__TASK INPUT__.

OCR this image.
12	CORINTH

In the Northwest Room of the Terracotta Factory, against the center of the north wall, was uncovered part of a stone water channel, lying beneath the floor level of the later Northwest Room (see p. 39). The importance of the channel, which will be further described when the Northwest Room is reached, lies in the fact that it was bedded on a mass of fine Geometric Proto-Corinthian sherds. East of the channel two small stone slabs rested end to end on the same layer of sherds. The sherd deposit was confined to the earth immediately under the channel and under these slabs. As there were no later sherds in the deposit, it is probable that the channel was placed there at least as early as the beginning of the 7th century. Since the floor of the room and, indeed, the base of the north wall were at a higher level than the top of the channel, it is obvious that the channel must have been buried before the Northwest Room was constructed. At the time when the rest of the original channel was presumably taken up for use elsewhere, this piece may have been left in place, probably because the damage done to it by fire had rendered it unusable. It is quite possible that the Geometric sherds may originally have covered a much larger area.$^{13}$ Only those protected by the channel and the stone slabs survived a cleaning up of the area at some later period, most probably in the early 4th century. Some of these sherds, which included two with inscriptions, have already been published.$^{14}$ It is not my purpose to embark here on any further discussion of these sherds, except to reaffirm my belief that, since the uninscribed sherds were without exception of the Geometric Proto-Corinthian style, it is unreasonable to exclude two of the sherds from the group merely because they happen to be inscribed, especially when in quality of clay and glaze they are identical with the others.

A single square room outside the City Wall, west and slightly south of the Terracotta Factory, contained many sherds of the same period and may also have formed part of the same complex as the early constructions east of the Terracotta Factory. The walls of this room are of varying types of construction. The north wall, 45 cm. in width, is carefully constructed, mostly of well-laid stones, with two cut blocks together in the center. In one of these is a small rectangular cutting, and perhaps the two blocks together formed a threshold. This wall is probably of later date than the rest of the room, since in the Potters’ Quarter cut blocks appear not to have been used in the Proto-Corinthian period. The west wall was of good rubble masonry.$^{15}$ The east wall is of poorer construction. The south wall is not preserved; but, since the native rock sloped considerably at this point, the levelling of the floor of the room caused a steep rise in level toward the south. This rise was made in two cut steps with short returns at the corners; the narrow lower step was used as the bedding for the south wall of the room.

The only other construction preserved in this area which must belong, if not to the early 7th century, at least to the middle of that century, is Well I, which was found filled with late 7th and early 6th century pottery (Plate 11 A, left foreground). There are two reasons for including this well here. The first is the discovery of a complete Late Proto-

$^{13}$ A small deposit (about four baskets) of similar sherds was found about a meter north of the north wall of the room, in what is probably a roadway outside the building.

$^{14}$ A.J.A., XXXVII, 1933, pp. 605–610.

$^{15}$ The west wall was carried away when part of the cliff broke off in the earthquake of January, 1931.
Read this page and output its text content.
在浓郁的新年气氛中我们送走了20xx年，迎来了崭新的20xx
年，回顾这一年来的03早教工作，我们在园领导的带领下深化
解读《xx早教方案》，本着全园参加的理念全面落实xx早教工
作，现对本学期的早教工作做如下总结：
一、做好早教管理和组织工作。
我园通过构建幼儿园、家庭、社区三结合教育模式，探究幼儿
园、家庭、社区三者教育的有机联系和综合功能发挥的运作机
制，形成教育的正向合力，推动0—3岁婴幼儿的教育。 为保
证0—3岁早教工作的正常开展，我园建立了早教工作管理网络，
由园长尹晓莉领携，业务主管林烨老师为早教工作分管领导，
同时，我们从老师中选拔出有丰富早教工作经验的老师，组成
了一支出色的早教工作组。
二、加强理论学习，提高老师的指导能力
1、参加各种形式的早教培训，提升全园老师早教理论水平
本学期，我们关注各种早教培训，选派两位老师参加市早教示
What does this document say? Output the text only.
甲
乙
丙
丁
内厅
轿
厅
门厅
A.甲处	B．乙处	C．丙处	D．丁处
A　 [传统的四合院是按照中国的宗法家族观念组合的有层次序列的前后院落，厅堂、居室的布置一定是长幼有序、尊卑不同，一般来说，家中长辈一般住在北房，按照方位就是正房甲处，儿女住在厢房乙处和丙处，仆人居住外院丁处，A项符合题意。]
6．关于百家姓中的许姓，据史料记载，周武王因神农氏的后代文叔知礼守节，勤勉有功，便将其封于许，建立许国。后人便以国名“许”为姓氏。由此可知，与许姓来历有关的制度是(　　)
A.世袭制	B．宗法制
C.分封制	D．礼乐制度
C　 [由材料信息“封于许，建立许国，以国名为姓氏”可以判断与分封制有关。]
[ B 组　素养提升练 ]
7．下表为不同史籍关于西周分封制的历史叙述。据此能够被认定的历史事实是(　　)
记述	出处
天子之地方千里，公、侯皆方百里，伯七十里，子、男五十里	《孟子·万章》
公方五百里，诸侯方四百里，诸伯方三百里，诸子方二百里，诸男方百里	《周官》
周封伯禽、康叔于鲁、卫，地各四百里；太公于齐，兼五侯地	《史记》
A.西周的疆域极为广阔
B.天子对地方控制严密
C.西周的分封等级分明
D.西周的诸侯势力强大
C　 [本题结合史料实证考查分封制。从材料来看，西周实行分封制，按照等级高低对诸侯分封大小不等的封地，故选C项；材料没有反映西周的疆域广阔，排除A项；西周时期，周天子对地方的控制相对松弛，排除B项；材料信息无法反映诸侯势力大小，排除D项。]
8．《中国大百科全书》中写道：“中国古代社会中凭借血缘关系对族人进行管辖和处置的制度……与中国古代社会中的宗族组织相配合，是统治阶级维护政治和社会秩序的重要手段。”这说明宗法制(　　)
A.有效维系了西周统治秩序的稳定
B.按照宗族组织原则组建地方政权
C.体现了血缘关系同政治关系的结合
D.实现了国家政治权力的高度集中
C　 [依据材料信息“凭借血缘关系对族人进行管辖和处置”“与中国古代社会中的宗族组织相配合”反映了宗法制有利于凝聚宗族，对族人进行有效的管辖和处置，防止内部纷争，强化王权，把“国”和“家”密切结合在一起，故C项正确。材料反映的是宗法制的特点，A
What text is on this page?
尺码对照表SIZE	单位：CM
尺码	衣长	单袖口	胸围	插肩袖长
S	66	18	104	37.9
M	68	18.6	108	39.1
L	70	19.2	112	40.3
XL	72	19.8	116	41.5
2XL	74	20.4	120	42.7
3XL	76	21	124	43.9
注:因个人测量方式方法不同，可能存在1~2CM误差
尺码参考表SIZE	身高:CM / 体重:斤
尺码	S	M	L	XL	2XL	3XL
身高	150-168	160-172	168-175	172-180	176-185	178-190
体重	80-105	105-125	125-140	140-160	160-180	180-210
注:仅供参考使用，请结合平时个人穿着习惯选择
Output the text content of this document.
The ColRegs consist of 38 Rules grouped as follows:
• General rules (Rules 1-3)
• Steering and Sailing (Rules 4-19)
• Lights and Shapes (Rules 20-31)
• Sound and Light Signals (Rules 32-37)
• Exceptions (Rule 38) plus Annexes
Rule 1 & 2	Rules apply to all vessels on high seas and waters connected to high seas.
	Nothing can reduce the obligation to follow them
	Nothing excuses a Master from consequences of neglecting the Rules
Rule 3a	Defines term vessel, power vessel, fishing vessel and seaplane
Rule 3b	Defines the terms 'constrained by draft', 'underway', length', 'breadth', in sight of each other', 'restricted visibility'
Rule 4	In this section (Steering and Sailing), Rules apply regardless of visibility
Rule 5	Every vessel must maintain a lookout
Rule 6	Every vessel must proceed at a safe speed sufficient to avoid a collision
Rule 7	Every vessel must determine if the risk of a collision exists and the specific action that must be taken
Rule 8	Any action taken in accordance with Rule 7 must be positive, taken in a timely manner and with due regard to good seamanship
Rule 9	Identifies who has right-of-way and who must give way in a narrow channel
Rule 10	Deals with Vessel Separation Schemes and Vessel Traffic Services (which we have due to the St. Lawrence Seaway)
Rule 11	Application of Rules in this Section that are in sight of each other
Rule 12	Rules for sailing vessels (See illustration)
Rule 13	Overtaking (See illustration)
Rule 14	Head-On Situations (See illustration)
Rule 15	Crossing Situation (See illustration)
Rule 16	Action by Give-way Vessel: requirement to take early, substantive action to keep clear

__EXERCISE__.
Where a line of the material above holds the string "Nothing", copy that line.

__REPLY__.
	Nothing can reduce the obligation to follow them
	Nothing excuses a Master from consequences of neglecting the Rules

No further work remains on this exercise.